LISTED ENTRIES >>
◇ ◇ ◇

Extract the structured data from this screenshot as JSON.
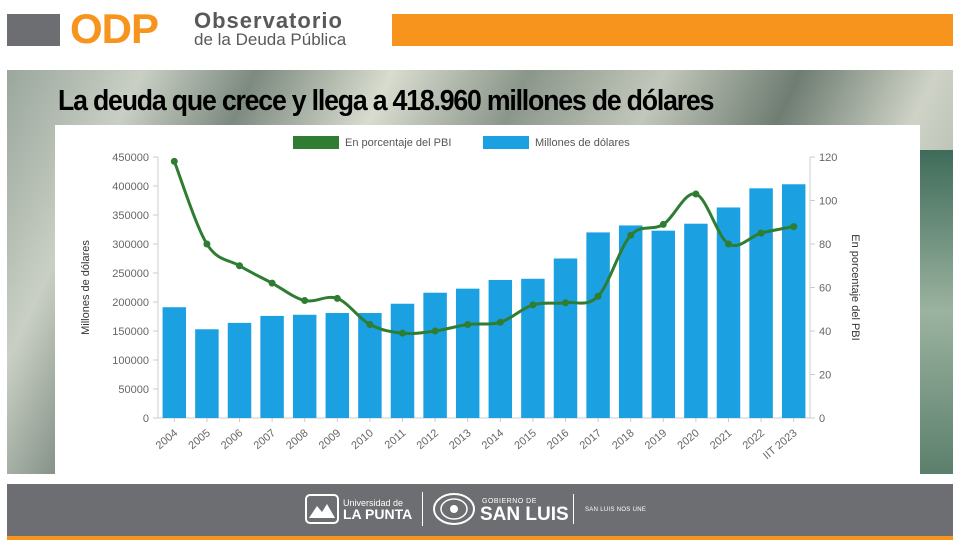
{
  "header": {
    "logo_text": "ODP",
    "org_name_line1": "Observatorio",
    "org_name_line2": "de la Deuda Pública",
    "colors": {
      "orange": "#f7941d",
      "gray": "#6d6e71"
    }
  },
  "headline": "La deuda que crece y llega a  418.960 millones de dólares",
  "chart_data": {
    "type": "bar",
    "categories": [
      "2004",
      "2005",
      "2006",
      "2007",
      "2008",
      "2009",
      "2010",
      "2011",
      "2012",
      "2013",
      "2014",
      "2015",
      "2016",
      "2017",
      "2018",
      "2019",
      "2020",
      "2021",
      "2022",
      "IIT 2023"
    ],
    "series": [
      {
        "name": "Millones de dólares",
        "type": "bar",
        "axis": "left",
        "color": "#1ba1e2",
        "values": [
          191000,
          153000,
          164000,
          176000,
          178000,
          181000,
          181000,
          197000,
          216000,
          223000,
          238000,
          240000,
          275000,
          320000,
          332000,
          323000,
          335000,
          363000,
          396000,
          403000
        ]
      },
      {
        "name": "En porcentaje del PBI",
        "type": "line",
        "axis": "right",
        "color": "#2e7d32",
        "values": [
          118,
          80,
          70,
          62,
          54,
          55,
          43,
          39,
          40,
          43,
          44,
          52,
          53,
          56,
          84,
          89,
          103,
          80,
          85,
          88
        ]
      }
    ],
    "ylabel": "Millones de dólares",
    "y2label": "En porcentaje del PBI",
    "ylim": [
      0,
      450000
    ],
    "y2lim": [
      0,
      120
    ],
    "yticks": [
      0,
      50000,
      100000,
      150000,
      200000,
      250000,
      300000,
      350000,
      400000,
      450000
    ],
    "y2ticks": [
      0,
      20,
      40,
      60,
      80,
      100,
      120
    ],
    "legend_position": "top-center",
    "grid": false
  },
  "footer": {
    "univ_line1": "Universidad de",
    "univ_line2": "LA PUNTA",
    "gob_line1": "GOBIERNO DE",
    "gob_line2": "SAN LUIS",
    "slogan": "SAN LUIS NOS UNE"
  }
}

◇ ◇ ◇

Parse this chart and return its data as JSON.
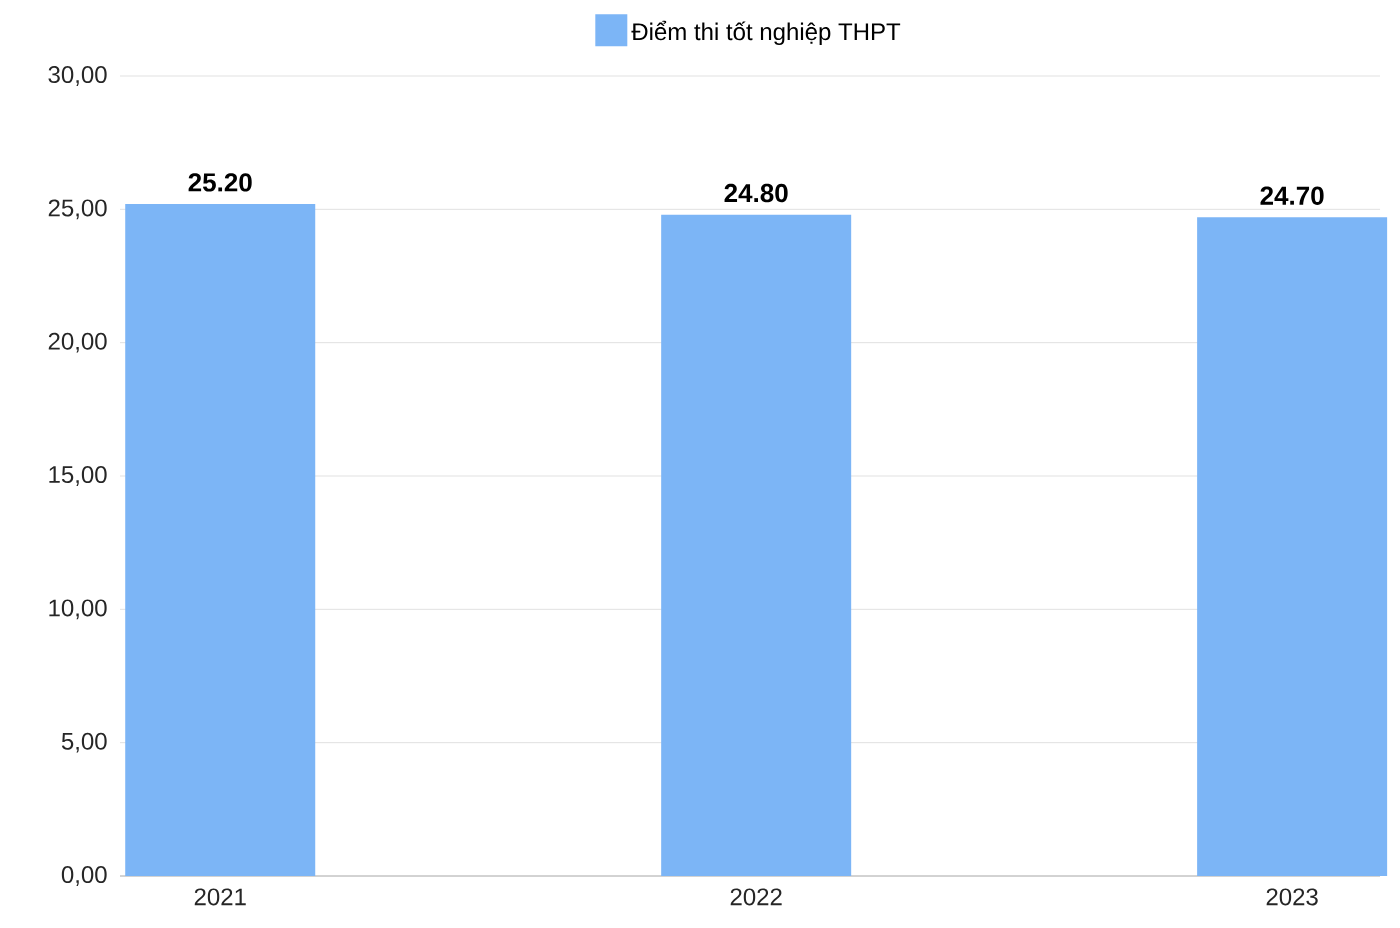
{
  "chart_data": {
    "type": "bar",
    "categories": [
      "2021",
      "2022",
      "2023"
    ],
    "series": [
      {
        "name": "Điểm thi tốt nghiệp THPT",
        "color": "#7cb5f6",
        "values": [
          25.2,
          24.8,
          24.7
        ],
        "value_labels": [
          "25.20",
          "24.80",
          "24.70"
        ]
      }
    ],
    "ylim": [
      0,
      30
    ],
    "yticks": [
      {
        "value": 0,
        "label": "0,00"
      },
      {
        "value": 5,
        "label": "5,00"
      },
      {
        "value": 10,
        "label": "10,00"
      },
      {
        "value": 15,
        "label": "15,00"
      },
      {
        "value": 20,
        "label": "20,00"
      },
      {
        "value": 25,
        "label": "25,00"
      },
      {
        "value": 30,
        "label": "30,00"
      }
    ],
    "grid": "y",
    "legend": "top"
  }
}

◇ ◇ ◇

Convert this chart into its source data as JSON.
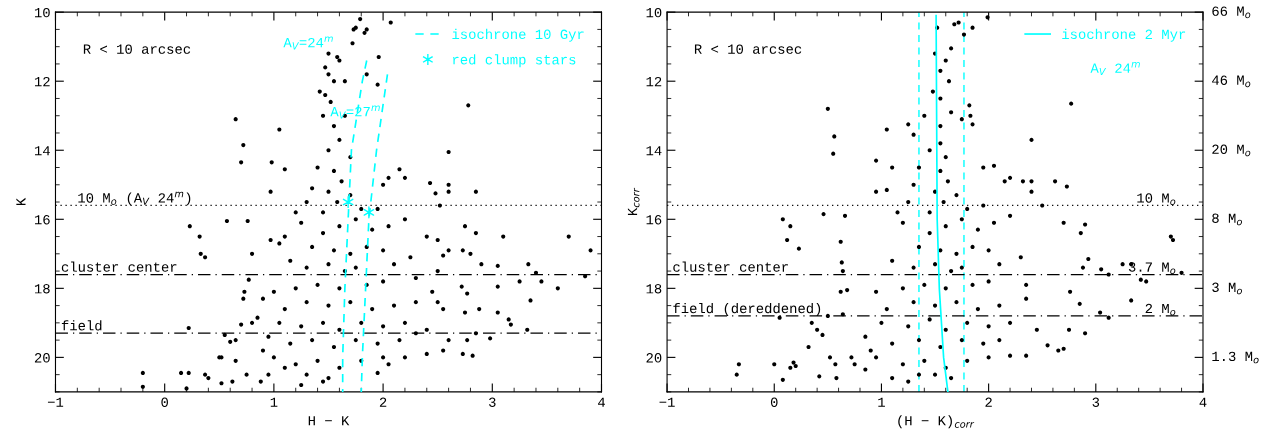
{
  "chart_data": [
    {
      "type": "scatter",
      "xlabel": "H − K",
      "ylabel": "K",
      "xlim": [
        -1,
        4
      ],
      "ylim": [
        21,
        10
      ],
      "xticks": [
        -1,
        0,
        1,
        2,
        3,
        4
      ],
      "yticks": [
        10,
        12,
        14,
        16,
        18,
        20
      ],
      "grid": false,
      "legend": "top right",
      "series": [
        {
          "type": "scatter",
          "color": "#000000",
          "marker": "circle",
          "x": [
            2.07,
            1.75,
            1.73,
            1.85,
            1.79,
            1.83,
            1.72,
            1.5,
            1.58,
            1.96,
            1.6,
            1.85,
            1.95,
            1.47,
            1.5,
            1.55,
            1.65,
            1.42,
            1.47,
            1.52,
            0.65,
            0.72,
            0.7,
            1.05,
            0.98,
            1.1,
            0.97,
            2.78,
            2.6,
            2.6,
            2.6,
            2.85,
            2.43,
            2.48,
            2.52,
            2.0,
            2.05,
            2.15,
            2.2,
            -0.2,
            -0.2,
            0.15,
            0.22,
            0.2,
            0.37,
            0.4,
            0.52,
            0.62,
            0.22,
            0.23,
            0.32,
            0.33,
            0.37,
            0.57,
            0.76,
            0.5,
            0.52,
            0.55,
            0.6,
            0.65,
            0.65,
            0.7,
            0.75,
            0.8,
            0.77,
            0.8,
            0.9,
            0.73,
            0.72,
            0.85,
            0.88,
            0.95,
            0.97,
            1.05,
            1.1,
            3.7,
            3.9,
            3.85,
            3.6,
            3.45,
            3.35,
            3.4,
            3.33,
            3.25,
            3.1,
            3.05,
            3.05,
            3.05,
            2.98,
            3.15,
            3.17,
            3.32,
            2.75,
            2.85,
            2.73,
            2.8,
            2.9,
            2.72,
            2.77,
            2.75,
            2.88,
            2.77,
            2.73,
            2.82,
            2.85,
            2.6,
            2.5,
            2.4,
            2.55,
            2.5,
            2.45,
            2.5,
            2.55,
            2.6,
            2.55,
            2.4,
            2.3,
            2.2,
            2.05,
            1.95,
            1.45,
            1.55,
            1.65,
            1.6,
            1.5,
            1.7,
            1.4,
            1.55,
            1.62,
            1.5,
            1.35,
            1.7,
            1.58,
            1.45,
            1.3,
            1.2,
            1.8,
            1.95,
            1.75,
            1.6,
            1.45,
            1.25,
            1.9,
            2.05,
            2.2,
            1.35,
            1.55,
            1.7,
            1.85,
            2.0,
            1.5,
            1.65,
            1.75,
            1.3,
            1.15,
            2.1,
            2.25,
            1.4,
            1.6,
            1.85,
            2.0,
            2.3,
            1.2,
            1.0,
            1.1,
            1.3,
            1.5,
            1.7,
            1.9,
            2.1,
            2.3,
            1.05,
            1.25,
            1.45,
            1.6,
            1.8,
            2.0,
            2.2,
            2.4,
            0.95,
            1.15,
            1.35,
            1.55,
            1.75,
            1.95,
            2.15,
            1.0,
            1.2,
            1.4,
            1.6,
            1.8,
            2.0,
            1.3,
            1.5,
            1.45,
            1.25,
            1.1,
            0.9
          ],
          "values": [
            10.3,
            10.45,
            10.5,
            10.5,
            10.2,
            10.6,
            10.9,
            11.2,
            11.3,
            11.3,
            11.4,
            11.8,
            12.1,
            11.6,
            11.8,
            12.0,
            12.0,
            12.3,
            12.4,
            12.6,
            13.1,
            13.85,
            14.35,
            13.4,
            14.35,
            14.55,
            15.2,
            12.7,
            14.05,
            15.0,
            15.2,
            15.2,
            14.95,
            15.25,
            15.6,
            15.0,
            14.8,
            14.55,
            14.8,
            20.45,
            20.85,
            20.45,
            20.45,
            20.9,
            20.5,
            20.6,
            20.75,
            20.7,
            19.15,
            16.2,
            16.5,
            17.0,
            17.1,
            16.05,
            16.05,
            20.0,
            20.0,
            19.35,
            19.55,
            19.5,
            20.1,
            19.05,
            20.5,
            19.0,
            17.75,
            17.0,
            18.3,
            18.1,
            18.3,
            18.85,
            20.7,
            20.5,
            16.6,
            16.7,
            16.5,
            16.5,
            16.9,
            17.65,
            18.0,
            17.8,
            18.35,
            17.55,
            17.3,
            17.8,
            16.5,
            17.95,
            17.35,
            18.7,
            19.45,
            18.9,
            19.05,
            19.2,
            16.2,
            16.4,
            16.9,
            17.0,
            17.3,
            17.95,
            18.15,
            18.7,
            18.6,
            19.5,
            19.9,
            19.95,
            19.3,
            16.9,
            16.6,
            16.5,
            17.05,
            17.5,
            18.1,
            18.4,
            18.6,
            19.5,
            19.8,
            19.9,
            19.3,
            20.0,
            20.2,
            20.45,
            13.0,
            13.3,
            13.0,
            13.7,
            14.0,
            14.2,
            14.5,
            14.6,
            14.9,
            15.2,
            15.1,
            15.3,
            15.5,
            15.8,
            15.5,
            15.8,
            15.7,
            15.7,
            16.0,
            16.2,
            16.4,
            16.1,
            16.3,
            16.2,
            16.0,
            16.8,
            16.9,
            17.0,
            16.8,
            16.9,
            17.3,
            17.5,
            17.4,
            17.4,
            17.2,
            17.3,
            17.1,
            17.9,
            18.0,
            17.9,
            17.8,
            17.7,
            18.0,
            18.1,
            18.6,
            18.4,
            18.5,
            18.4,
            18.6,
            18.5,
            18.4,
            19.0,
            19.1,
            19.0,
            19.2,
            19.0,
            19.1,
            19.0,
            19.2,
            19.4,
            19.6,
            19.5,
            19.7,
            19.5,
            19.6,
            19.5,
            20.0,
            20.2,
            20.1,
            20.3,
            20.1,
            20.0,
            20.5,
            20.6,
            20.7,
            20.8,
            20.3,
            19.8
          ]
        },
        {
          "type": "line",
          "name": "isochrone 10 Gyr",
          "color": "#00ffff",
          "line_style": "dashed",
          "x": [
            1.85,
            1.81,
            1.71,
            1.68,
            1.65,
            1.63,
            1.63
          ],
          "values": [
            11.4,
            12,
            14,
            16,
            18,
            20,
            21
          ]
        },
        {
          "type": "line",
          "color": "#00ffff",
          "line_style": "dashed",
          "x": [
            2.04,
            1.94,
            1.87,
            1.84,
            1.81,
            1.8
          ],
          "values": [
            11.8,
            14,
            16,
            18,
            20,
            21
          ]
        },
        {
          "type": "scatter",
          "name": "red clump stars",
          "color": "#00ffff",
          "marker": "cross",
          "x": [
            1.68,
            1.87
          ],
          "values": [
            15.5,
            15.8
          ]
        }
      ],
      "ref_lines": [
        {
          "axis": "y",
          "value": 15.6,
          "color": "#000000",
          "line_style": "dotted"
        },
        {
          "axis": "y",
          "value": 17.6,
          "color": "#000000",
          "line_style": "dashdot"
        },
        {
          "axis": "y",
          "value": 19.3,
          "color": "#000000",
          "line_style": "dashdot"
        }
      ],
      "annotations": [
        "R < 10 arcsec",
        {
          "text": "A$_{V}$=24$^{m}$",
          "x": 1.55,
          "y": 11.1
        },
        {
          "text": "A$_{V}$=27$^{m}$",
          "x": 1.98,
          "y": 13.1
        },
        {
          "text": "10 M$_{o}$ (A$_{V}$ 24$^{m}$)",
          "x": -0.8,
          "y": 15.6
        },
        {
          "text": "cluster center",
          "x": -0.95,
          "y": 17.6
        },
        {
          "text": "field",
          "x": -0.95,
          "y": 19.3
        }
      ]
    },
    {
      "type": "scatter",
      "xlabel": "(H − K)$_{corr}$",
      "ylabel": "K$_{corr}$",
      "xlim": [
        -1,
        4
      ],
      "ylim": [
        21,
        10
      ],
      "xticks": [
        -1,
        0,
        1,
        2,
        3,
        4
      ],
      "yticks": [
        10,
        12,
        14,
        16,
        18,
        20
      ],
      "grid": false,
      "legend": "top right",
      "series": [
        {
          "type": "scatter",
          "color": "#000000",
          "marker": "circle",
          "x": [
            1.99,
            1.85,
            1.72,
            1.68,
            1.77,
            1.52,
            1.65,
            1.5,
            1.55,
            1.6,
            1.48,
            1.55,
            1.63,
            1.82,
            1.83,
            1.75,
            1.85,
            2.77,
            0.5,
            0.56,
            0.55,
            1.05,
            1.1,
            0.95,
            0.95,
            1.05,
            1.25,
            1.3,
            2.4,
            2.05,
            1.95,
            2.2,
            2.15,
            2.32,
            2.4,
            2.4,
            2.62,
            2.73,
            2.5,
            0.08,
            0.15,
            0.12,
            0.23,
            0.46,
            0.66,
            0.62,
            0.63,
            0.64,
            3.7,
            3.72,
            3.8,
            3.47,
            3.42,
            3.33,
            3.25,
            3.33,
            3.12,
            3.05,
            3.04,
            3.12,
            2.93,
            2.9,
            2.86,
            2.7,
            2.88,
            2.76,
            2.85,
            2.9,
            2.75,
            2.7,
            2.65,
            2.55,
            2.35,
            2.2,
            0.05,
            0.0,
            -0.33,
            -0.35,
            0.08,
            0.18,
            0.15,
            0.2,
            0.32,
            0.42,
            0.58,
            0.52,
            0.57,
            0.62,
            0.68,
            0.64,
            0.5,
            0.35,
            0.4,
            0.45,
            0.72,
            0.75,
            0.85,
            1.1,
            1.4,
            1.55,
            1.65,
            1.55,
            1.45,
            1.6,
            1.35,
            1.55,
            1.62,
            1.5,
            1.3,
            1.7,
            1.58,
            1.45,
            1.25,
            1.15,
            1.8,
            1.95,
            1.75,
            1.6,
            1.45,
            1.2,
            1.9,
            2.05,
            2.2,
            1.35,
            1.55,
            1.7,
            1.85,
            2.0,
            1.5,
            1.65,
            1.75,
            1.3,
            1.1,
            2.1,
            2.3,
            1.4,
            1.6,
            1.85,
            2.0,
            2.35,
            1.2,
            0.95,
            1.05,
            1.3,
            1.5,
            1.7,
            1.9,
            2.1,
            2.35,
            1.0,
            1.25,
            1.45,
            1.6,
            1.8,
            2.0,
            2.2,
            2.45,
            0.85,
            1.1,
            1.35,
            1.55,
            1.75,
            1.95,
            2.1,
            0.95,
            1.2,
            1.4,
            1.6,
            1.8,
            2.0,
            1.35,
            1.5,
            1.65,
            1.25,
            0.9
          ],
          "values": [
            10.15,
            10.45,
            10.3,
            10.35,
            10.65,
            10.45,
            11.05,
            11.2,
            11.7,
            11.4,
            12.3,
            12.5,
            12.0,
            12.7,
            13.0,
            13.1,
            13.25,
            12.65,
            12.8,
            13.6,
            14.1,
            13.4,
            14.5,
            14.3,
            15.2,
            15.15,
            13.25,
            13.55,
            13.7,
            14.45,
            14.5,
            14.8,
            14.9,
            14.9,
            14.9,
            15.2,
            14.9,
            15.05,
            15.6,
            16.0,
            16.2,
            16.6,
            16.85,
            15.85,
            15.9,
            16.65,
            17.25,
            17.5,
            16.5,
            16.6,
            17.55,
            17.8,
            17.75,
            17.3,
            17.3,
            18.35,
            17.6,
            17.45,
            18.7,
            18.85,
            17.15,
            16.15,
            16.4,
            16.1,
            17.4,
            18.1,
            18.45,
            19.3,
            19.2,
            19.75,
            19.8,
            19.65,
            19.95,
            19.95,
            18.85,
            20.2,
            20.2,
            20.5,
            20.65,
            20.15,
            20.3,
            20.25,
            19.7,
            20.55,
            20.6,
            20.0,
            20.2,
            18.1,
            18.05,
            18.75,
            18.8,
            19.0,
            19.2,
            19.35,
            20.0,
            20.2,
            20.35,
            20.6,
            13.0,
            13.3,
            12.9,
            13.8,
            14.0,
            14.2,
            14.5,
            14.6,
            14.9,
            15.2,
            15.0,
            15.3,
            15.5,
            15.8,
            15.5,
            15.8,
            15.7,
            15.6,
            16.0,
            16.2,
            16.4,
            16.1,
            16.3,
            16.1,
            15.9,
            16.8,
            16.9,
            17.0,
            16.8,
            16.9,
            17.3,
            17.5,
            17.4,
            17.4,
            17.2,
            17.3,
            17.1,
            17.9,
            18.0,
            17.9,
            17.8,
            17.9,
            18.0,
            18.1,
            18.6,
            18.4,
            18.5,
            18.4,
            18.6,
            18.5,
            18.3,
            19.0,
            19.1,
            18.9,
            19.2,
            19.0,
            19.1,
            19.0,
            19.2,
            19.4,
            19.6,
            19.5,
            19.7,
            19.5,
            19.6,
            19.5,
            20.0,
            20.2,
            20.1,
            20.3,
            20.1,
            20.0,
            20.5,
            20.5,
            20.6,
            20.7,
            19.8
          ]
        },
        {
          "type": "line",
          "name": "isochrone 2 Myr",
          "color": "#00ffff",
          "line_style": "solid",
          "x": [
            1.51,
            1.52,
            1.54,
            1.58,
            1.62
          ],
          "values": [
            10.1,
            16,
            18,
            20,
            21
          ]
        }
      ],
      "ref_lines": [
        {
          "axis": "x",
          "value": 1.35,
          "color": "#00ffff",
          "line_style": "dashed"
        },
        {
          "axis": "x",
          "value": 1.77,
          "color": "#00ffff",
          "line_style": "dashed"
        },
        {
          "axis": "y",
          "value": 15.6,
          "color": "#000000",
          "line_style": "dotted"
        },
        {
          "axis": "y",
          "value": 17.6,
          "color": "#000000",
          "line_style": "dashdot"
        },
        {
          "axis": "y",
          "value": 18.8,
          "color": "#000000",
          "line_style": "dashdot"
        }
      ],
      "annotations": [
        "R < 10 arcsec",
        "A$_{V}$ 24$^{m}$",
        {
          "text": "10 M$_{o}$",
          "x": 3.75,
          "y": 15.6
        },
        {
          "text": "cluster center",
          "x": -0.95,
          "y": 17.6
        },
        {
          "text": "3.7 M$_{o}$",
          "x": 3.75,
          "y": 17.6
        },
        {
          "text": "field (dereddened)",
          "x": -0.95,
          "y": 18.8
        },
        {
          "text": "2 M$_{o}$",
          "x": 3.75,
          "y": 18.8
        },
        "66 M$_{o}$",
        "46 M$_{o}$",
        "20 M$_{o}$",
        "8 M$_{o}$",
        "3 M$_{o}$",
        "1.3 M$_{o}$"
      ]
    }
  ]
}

◇ ◇ ◇

EXERCISE PROMPT >>
Extract each line holding the string "dólares".

EXPECTED OUTPUT >>
  "headline": "La deuda que crece y llega a  418.960 millones de dólares",
        "name": "Millones de dólares",
    "ylabel": "Millones de dólares",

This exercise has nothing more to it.